● **EXTRACTED DATA**:

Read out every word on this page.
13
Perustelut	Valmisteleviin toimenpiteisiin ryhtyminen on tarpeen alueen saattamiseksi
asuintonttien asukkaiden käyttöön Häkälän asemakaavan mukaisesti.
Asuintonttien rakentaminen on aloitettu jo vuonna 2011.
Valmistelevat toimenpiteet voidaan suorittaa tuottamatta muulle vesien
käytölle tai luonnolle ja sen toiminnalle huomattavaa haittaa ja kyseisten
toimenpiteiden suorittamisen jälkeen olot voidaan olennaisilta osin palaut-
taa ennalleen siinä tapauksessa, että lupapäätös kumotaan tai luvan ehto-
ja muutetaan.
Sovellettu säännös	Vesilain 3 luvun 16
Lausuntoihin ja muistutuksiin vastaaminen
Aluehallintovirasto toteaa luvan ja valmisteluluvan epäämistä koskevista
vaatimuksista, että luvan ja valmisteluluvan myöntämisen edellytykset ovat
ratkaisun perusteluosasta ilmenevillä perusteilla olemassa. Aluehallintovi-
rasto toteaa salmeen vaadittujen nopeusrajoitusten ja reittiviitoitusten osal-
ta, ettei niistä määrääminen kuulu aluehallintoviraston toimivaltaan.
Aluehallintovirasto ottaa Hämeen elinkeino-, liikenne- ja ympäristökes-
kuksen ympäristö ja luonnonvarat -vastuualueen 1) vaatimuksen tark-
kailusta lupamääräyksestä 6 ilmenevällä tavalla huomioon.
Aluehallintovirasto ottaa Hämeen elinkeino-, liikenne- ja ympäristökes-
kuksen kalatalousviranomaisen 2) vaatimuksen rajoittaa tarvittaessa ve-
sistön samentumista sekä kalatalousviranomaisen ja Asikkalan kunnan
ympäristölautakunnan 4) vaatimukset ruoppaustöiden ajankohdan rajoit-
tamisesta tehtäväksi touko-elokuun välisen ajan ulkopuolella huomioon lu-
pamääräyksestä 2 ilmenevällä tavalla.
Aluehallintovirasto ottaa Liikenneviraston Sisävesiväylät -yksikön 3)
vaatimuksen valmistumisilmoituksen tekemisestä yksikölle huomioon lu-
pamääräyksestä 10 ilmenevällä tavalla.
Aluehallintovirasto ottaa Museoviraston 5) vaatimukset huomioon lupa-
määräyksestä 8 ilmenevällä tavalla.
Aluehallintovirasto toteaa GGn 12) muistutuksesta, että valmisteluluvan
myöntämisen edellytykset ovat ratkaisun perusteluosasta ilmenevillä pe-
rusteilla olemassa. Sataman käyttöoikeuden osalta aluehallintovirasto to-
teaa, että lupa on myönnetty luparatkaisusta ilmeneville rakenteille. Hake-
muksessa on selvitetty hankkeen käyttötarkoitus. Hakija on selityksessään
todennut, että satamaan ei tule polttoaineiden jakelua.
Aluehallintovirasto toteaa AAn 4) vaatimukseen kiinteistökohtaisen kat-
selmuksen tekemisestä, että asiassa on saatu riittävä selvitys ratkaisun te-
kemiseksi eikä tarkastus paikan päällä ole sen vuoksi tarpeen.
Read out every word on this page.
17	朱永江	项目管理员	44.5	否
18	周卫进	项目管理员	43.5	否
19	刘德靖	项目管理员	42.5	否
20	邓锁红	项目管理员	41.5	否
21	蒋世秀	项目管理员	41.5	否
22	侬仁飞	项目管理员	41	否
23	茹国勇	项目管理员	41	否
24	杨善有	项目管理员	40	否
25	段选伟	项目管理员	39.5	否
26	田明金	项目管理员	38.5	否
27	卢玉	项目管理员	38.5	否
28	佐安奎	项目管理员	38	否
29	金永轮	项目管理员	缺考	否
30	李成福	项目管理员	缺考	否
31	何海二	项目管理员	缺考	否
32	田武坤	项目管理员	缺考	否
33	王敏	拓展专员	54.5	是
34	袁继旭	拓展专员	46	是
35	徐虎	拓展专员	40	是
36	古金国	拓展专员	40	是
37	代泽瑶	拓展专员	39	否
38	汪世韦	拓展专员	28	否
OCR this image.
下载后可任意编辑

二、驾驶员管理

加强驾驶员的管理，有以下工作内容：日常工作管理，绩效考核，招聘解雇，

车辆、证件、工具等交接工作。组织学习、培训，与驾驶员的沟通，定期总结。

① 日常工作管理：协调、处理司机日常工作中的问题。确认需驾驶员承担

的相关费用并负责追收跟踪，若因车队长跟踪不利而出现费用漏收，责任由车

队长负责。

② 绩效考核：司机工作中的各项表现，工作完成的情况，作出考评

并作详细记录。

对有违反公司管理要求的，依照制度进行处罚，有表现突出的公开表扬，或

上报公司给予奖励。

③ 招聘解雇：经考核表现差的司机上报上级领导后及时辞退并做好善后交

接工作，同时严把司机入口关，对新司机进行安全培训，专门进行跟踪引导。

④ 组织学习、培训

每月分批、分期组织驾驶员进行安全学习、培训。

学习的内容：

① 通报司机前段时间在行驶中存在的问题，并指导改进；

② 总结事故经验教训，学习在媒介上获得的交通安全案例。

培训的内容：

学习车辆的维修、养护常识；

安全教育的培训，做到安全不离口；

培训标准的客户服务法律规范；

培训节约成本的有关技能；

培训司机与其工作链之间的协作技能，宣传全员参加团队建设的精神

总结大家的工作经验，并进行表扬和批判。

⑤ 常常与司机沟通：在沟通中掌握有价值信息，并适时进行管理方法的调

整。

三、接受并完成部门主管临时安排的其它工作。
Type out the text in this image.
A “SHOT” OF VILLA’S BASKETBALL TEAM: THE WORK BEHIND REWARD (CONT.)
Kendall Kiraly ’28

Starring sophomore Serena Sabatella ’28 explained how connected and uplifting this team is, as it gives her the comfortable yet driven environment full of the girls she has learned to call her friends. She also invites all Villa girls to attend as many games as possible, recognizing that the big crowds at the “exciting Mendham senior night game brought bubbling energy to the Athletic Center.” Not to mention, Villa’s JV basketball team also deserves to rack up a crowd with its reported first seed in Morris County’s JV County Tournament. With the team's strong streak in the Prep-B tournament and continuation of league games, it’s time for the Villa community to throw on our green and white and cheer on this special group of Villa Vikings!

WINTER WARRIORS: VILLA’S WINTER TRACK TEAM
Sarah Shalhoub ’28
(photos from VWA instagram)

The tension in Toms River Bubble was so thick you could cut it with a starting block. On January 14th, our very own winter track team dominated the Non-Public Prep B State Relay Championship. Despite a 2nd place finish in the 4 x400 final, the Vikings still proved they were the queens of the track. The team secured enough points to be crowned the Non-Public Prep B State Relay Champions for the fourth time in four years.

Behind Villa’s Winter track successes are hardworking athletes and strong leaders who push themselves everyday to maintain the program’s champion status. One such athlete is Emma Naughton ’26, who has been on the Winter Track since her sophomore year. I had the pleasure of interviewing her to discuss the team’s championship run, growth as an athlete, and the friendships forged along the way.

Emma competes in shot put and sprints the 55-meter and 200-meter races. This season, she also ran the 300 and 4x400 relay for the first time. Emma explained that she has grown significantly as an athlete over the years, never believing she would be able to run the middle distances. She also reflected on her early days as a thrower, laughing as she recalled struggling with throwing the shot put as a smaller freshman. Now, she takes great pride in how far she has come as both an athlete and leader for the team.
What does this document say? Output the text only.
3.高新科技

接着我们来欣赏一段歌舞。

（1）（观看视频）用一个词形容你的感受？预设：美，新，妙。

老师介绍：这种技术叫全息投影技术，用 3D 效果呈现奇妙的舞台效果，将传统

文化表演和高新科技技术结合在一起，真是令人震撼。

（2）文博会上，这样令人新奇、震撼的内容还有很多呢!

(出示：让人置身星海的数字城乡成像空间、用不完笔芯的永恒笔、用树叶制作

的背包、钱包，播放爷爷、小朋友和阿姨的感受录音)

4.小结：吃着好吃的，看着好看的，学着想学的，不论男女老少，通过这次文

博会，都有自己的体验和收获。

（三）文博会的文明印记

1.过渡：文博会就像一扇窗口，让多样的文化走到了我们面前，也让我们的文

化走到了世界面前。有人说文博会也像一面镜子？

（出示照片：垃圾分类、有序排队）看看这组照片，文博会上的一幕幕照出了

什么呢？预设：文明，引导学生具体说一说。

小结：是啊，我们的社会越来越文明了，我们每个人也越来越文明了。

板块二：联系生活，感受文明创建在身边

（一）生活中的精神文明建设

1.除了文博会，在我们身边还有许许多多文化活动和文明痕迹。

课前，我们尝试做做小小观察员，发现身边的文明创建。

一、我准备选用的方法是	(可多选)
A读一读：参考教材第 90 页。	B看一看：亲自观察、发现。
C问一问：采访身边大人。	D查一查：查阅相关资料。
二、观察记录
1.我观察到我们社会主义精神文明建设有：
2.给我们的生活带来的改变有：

● **TASK REQUIREMENTS**:
Pull out every line of the entries that includes the word "with".

● **OUTPUT OF THE EXERCISE**:
Starring sophomore Serena Sabatella ’28 explained how connected and uplifting this team is, as it gives her the comfortable yet driven environment full of the girls she has learned to call her friends. She also invites all Villa girls to attend as many games as possible, recognizing that the big crowds at the “exciting Mendham senior night game brought bubbling energy to the Athletic Center.” Not to mention, Villa’s JV basketball team also deserves to rack up a crowd with its reported first seed in Morris County’s JV County Tournament. With the team's strong streak in the Prep-B tournament and continuation of league games, it’s time for the Villa community to throw on our green and white and cheer on this special group of Villa Vikings!
The tension in Toms River Bubble was so thick you could cut it with a starting block. On January 14th, our very own winter track team dominated the Non-Public Prep B State Relay Championship. Despite a 2nd place finish in the 4 x400 final, the Vikings still proved they were the queens of the track. The team secured enough points to be crowned the Non-Public Prep B State Relay Champions for the fourth time in four years.
Emma competes in shot put and sprints the 55-meter and 200-meter races. This season, she also ran the 300 and 4x400 relay for the first time. Emma explained that she has grown significantly as an athlete over the years, never believing she would be able to run the middle distances. She also reflected on her early days as a thrower, laughing as she recalled struggling with throwing the shot put as a smaller freshman. Now, she takes great pride in how far she has come as both an athlete and leader for the team.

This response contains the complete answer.